(Data records)
--

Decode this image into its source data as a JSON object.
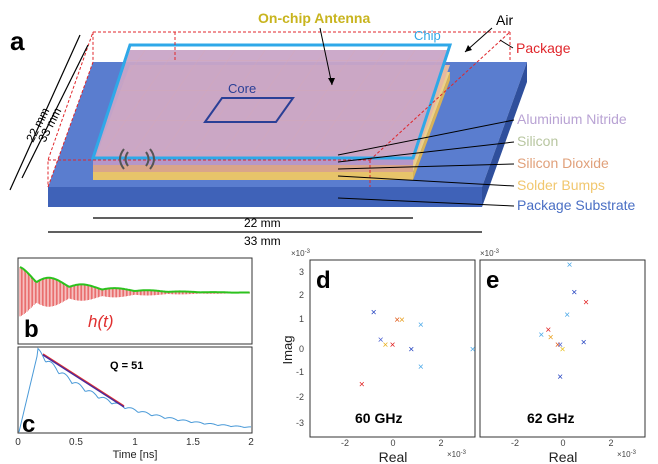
{
  "figure": {
    "panel_a": {
      "letter": "a",
      "labels": {
        "antenna": "On-chip Antenna",
        "chip": "Chip",
        "air": "Air",
        "package": "Package",
        "core": "Core",
        "aln": "Aluminium Nitride",
        "silicon": "Silicon",
        "sio2": "Silicon Dioxide",
        "bumps": "Solder Bumps",
        "substrate": "Package Substrate"
      },
      "dims": {
        "left_inner": "22 mm",
        "left_outer": "33 mm",
        "bottom_inner": "22 mm",
        "bottom_outer": "33 mm"
      },
      "colors": {
        "chip_outline": "#2fa8e8",
        "package_outline": "#e0262b",
        "substrate": "#4a6fc4",
        "chip_top": "#c8a6c4",
        "bumps": "#e9c46a",
        "antenna_text": "#c8b41e",
        "aln_text": "#b9a3d4",
        "silicon_text": "#b8c6a0",
        "sio2_text": "#e0a07a",
        "bumps_text": "#f1c76e",
        "substrate_text": "#4a6fc4"
      }
    },
    "panel_b": {
      "letter": "b",
      "label": "h(t)",
      "colors": {
        "impulse": "#e03030",
        "envelope": "#2cc21e"
      }
    },
    "panel_c": {
      "letter": "c",
      "annotation": "Q = 51",
      "xlabel": "Time [ns]",
      "xticks": [
        "0",
        "0.5",
        "1",
        "1.5",
        "2"
      ]
    },
    "panel_d": {
      "letter": "d",
      "freq": "60 GHz",
      "ylabel": "Imag",
      "xlabel": "Real",
      "yexp": "×10",
      "yexp_sup": "-3",
      "xexp": "×10",
      "xexp_sup": "-3",
      "yticks": [
        "3",
        "2",
        "1",
        "0",
        "-1",
        "-2",
        "-3"
      ],
      "xticks": [
        "-2",
        "0",
        "2"
      ]
    },
    "panel_e": {
      "letter": "e",
      "freq": "62 GHz",
      "xlabel": "Real",
      "yexp": "×10",
      "yexp_sup": "-3",
      "xexp": "×10",
      "xexp_sup": "-3",
      "xticks": [
        "-2",
        "0",
        "2"
      ]
    }
  },
  "chart_data": [
    {
      "type": "line",
      "title": "",
      "xlabel": "Time [ns]",
      "ylabel": "",
      "xlim": [
        0,
        2
      ],
      "annotation": "Q = 51",
      "series": [
        {
          "values": []
        }
      ]
    },
    {
      "type": "scatter",
      "title": "60 GHz",
      "xlabel": "Real",
      "ylabel": "Imag",
      "xlim": [
        -3.5,
        3.5
      ],
      "ylim": [
        -3.5,
        3.6
      ],
      "points": [
        {
          "x": -0.8,
          "y": 1.5,
          "color": "#1f3fbf"
        },
        {
          "x": 0.2,
          "y": 1.2,
          "color": "#e05a1a"
        },
        {
          "x": 0.4,
          "y": 1.2,
          "color": "#e8a020"
        },
        {
          "x": 1.2,
          "y": 1.0,
          "color": "#4aa8e8"
        },
        {
          "x": -0.5,
          "y": 0.4,
          "color": "#4a5fd0"
        },
        {
          "x": 0.0,
          "y": 0.2,
          "color": "#e02020"
        },
        {
          "x": -0.3,
          "y": 0.2,
          "color": "#e8b020"
        },
        {
          "x": 0.8,
          "y": 0.0,
          "color": "#1f3fbf"
        },
        {
          "x": 3.4,
          "y": 0.0,
          "color": "#4aa8e8"
        },
        {
          "x": 1.2,
          "y": -0.7,
          "color": "#4aa8e8"
        },
        {
          "x": -1.3,
          "y": -1.4,
          "color": "#e02020"
        }
      ]
    },
    {
      "type": "scatter",
      "title": "62 GHz",
      "xlabel": "Real",
      "ylabel": "",
      "xlim": [
        -3.5,
        3.5
      ],
      "ylim": [
        -3.5,
        3.6
      ],
      "points": [
        {
          "x": 0.3,
          "y": 3.4,
          "color": "#4aa8e8"
        },
        {
          "x": 0.5,
          "y": 2.3,
          "color": "#1f3fbf"
        },
        {
          "x": 1.0,
          "y": 1.9,
          "color": "#e02020"
        },
        {
          "x": 0.2,
          "y": 1.4,
          "color": "#4aa8e8"
        },
        {
          "x": -0.6,
          "y": 0.8,
          "color": "#e02020"
        },
        {
          "x": -0.9,
          "y": 0.6,
          "color": "#4aa8e8"
        },
        {
          "x": -0.5,
          "y": 0.5,
          "color": "#e8a020"
        },
        {
          "x": 0.9,
          "y": 0.3,
          "color": "#1f3fbf"
        },
        {
          "x": -0.2,
          "y": 0.2,
          "color": "#e05a1a"
        },
        {
          "x": 0.0,
          "y": 0.0,
          "color": "#e8c020"
        },
        {
          "x": -0.1,
          "y": 0.2,
          "color": "#4a5fd0"
        },
        {
          "x": -0.1,
          "y": -1.1,
          "color": "#1f3fbf"
        }
      ]
    }
  ]
}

--

WHAT TO WORK ON:
Transcribe the records above exactly, leaving out every picture.

ANSWER TO THIS TASK:
Decode this image into its source data as a JSON object.
{
  "figure": {
    "panel_a": {
      "letter": "a",
      "labels": {
        "antenna": "On-chip Antenna",
        "chip": "Chip",
        "air": "Air",
        "package": "Package",
        "core": "Core",
        "aln": "Aluminium Nitride",
        "silicon": "Silicon",
        "sio2": "Silicon Dioxide",
        "bumps": "Solder Bumps",
        "substrate": "Package Substrate"
      },
      "dims": {
        "left_inner": "22 mm",
        "left_outer": "33 mm",
        "bottom_inner": "22 mm",
        "bottom_outer": "33 mm"
      },
      "colors": {
        "chip_outline": "#2fa8e8",
        "package_outline": "#e0262b",
        "substrate": "#4a6fc4",
        "chip_top": "#c8a6c4",
        "bumps": "#e9c46a",
        "antenna_text": "#c8b41e",
        "aln_text": "#b9a3d4",
        "silicon_text": "#b8c6a0",
        "sio2_text": "#e0a07a",
        "bumps_text": "#f1c76e",
        "substrate_text": "#4a6fc4"
      }
    },
    "panel_b": {
      "letter": "b",
      "label": "h(t)",
      "colors": {
        "impulse": "#e03030",
        "envelope": "#2cc21e"
      }
    },
    "panel_c": {
      "letter": "c",
      "annotation": "Q = 51",
      "xlabel": "Time [ns]",
      "xticks": [
        "0",
        "0.5",
        "1",
        "1.5",
        "2"
      ]
    },
    "panel_d": {
      "letter": "d",
      "freq": "60 GHz",
      "ylabel": "Imag",
      "xlabel": "Real",
      "yexp": "×10",
      "yexp_sup": "-3",
      "xexp": "×10",
      "xexp_sup": "-3",
      "yticks": [
        "3",
        "2",
        "1",
        "0",
        "-1",
        "-2",
        "-3"
      ],
      "xticks": [
        "-2",
        "0",
        "2"
      ]
    },
    "panel_e": {
      "letter": "e",
      "freq": "62 GHz",
      "xlabel": "Real",
      "yexp": "×10",
      "yexp_sup": "-3",
      "xexp": "×10",
      "xexp_sup": "-3",
      "xticks": [
        "-2",
        "0",
        "2"
      ]
    }
  },
  "chart_data": [
    {
      "type": "line",
      "title": "",
      "xlabel": "Time [ns]",
      "ylabel": "",
      "xlim": [
        0,
        2
      ],
      "annotation": "Q = 51",
      "series": [
        {
          "values": []
        }
      ]
    },
    {
      "type": "scatter",
      "title": "60 GHz",
      "xlabel": "Real",
      "ylabel": "Imag",
      "xlim": [
        -3.5,
        3.5
      ],
      "ylim": [
        -3.5,
        3.6
      ],
      "points": [
        {
          "x": -0.8,
          "y": 1.5,
          "color": "#1f3fbf"
        },
        {
          "x": 0.2,
          "y": 1.2,
          "color": "#e05a1a"
        },
        {
          "x": 0.4,
          "y": 1.2,
          "color": "#e8a020"
        },
        {
          "x": 1.2,
          "y": 1.0,
          "color": "#4aa8e8"
        },
        {
          "x": -0.5,
          "y": 0.4,
          "color": "#4a5fd0"
        },
        {
          "x": 0.0,
          "y": 0.2,
          "color": "#e02020"
        },
        {
          "x": -0.3,
          "y": 0.2,
          "color": "#e8b020"
        },
        {
          "x": 0.8,
          "y": 0.0,
          "color": "#1f3fbf"
        },
        {
          "x": 3.4,
          "y": 0.0,
          "color": "#4aa8e8"
        },
        {
          "x": 1.2,
          "y": -0.7,
          "color": "#4aa8e8"
        },
        {
          "x": -1.3,
          "y": -1.4,
          "color": "#e02020"
        }
      ]
    },
    {
      "type": "scatter",
      "title": "62 GHz",
      "xlabel": "Real",
      "ylabel": "",
      "xlim": [
        -3.5,
        3.5
      ],
      "ylim": [
        -3.5,
        3.6
      ],
      "points": [
        {
          "x": 0.3,
          "y": 3.4,
          "color": "#4aa8e8"
        },
        {
          "x": 0.5,
          "y": 2.3,
          "color": "#1f3fbf"
        },
        {
          "x": 1.0,
          "y": 1.9,
          "color": "#e02020"
        },
        {
          "x": 0.2,
          "y": 1.4,
          "color": "#4aa8e8"
        },
        {
          "x": -0.6,
          "y": 0.8,
          "color": "#e02020"
        },
        {
          "x": -0.9,
          "y": 0.6,
          "color": "#4aa8e8"
        },
        {
          "x": -0.5,
          "y": 0.5,
          "color": "#e8a020"
        },
        {
          "x": 0.9,
          "y": 0.3,
          "color": "#1f3fbf"
        },
        {
          "x": -0.2,
          "y": 0.2,
          "color": "#e05a1a"
        },
        {
          "x": 0.0,
          "y": 0.0,
          "color": "#e8c020"
        },
        {
          "x": -0.1,
          "y": 0.2,
          "color": "#4a5fd0"
        },
        {
          "x": -0.1,
          "y": -1.1,
          "color": "#1f3fbf"
        }
      ]
    }
  ]
}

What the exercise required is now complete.